_やること_
下の記録で「insulation」という語を含む行がいくつあるか数えてください。答えは数だけにすること。

_入力データ_
•••••

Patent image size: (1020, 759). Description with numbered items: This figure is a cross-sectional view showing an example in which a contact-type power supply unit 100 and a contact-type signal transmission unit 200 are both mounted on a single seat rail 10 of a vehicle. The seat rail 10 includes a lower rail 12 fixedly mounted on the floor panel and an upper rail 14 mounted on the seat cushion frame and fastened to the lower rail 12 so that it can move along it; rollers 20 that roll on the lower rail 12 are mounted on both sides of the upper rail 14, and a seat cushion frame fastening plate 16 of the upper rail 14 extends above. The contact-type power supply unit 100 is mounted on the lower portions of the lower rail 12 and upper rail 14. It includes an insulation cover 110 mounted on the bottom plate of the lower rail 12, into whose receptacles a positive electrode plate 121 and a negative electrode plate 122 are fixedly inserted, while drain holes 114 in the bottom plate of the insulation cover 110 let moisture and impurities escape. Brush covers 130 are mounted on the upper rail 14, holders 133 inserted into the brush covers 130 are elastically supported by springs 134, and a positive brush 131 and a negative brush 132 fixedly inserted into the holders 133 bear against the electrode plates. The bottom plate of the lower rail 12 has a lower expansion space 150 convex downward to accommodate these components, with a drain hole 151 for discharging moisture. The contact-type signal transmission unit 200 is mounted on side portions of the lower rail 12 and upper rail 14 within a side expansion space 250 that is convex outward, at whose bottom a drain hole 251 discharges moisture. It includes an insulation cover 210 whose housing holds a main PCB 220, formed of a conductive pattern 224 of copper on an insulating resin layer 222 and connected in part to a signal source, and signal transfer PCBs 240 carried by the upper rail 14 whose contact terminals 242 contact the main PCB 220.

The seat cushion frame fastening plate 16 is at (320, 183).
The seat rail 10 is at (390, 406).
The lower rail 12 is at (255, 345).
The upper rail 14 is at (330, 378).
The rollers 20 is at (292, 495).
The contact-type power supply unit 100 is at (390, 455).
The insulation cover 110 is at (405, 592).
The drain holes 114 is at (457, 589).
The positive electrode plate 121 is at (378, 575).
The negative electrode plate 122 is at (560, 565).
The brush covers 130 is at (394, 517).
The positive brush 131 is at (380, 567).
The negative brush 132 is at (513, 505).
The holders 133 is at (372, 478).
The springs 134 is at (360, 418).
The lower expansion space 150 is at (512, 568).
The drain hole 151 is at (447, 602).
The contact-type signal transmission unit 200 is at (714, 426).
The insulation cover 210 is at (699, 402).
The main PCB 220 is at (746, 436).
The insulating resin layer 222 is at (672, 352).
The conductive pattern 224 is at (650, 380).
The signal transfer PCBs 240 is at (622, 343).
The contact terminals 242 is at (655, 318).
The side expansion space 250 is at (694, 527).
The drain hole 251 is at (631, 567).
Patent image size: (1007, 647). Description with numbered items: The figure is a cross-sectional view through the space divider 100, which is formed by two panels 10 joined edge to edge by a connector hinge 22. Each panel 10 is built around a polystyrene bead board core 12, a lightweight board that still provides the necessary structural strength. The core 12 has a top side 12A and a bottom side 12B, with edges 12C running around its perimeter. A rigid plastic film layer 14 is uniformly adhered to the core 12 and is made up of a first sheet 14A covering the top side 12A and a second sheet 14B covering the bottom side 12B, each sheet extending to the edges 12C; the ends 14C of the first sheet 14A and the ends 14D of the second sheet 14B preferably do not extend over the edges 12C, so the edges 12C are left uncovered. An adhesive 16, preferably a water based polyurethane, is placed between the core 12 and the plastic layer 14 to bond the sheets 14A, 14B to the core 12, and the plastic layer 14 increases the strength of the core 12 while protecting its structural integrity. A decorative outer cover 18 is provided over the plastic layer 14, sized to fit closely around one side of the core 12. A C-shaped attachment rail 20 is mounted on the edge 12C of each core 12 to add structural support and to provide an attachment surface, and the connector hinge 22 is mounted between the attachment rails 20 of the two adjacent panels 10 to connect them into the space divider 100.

•••••

_回答_
3